* [GIVEN REQUEST]
Review the lines that follow and copy each one that contains the word "Zeta".

* [ITEMS]
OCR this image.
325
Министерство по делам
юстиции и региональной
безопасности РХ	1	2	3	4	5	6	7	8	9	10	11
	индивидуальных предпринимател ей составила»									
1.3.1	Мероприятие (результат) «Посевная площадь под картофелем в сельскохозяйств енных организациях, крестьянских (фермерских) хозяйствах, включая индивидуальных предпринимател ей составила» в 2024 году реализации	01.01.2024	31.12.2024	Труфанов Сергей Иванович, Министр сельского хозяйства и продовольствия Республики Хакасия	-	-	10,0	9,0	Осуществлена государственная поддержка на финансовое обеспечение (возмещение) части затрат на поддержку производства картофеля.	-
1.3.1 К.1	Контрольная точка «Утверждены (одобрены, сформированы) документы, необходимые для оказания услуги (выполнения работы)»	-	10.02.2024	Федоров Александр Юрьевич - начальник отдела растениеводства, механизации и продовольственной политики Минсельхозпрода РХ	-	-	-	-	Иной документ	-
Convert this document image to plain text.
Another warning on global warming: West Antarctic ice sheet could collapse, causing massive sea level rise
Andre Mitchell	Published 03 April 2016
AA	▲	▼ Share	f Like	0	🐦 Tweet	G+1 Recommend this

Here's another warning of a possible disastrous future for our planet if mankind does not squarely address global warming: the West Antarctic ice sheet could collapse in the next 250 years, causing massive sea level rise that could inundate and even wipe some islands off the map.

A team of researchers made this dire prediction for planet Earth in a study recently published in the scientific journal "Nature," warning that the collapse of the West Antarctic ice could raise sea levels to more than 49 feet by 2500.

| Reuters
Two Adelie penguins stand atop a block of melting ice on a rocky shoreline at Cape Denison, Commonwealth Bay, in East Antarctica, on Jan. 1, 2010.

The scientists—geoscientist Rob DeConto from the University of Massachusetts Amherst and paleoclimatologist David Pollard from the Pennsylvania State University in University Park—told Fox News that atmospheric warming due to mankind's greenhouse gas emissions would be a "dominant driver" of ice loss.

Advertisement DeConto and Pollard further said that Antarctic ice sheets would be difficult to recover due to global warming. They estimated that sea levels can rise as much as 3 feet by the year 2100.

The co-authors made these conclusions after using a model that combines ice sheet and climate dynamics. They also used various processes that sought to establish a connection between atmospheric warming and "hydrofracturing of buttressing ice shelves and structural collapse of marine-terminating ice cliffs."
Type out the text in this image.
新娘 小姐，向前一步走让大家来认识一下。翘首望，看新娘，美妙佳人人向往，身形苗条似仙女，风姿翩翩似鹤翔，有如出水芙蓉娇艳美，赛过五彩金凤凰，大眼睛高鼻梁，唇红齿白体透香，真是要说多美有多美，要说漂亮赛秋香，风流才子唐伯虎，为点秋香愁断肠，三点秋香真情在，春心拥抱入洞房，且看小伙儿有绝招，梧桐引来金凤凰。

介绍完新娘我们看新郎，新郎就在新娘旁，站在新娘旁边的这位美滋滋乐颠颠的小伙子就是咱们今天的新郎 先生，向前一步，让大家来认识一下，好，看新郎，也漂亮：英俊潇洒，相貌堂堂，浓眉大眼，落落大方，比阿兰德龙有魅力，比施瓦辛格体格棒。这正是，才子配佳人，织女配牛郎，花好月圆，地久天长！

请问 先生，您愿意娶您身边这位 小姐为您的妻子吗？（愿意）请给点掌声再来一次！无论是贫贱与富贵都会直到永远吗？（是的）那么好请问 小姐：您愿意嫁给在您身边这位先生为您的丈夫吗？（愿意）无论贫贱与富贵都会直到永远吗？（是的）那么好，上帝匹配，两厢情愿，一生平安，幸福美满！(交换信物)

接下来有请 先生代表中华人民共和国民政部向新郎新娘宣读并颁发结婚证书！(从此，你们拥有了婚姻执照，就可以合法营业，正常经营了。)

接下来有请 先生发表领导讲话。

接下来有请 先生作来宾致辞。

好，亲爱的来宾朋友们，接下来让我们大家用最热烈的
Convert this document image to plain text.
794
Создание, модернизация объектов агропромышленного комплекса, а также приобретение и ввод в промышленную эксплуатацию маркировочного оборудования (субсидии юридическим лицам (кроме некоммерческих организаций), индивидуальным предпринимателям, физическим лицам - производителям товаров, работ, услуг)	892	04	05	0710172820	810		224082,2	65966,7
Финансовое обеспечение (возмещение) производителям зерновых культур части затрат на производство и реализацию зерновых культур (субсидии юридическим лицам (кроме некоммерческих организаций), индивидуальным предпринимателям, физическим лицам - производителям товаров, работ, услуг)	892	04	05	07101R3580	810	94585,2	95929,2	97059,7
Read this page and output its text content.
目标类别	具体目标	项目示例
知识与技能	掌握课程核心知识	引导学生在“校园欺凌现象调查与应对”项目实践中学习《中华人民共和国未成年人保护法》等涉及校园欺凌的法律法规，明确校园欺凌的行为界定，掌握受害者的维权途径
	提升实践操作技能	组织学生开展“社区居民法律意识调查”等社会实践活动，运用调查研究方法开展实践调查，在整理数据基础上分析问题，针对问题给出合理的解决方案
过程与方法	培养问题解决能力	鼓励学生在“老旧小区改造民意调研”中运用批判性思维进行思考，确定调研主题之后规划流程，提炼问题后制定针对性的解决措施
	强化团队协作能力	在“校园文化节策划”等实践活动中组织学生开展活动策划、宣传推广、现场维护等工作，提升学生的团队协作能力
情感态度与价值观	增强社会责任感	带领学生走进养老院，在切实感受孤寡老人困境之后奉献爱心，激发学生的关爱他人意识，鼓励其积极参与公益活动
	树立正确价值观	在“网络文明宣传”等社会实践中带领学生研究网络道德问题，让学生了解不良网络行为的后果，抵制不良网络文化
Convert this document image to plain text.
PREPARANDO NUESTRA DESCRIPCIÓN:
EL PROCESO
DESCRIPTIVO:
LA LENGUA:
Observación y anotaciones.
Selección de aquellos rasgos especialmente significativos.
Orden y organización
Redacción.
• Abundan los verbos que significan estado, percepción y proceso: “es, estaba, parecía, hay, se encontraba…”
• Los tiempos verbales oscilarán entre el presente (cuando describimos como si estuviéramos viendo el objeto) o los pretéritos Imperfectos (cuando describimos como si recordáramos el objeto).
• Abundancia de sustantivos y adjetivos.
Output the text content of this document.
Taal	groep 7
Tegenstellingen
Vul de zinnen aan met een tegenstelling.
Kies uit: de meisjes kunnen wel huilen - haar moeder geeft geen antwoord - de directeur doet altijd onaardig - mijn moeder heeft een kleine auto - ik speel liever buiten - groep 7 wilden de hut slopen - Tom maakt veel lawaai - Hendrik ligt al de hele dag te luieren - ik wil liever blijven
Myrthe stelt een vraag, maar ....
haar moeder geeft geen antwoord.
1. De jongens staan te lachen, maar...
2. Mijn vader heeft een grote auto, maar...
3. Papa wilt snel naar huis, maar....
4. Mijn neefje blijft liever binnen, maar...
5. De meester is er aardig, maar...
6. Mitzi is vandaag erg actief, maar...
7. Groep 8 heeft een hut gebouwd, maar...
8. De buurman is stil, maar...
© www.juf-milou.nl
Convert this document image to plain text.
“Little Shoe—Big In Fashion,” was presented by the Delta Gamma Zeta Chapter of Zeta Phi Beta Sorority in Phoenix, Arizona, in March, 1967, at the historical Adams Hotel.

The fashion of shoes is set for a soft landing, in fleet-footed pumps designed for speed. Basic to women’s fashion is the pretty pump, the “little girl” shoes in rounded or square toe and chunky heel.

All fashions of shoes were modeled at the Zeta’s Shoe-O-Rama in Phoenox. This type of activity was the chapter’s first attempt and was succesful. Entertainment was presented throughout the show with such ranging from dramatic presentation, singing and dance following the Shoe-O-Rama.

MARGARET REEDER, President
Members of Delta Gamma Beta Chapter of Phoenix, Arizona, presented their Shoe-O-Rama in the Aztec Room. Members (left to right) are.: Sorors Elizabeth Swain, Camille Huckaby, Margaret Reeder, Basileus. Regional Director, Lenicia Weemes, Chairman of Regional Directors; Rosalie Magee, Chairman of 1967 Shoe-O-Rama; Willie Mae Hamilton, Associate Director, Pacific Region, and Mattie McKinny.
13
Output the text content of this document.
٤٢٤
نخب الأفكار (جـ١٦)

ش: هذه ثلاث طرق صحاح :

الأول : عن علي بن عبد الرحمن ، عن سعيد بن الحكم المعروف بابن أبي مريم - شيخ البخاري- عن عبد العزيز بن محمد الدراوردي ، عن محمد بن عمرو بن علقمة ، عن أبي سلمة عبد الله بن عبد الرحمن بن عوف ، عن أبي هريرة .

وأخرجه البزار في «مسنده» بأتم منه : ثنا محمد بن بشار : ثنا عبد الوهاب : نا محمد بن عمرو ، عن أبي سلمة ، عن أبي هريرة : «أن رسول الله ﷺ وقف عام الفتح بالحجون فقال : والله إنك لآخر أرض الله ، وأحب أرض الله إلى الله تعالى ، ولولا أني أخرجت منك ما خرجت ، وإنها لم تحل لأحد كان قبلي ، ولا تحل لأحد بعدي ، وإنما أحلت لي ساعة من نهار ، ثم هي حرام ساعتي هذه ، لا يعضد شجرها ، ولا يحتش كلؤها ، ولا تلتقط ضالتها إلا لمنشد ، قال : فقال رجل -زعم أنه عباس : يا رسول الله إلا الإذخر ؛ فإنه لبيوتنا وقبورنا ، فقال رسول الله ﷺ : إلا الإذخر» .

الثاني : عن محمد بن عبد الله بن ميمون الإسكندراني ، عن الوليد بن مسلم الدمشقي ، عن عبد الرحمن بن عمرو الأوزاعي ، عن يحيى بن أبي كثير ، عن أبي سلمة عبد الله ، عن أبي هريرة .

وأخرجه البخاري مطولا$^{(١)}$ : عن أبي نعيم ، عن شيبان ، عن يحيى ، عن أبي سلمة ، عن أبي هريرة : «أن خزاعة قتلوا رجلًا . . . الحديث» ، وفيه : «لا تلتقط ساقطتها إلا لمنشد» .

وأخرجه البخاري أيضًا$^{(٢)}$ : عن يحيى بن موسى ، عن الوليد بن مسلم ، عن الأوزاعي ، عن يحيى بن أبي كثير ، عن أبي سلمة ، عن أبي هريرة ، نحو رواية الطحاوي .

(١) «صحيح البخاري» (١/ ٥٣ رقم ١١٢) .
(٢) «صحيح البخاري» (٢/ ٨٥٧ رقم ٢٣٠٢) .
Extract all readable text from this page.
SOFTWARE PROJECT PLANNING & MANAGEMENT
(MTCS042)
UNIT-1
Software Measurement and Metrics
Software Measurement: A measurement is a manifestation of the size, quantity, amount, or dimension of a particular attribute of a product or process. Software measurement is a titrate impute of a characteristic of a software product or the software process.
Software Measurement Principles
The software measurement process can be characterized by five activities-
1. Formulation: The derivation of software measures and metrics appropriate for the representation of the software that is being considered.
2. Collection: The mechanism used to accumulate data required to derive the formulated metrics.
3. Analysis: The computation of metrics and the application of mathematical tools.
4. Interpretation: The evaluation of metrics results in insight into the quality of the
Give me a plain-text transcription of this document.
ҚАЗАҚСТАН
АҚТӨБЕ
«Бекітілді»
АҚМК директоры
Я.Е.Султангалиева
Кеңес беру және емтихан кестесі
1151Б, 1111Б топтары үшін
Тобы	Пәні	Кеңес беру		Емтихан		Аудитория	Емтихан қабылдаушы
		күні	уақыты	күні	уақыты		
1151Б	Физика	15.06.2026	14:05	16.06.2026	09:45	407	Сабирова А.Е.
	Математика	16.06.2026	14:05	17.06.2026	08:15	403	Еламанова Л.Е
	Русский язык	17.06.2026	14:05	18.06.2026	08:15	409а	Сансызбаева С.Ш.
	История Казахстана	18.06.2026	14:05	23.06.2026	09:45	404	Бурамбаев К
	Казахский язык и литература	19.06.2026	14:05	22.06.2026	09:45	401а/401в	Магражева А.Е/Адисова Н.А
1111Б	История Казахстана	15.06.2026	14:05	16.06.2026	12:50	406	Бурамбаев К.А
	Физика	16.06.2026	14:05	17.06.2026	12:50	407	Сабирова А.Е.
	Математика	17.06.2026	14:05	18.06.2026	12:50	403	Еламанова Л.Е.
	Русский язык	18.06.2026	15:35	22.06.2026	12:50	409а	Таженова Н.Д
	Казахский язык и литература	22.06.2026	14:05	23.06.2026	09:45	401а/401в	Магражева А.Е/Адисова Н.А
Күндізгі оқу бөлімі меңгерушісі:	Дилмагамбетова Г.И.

* [RESULT FOR THIS EXERCISE]
“Little Shoe—Big In Fashion,” was presented by the Delta Gamma Zeta Chapter of Zeta Phi Beta Sorority in Phoenix, Arizona, in March, 1967, at the historical Adams Hotel.
All fashions of shoes were modeled at the Zeta’s Shoe-O-Rama in Phoenox. This type of activity was the chapter’s first attempt and was succesful. Entertainment was presented throughout the show with such ranging from dramatic presentation, singing and dance following the Shoe-O-Rama.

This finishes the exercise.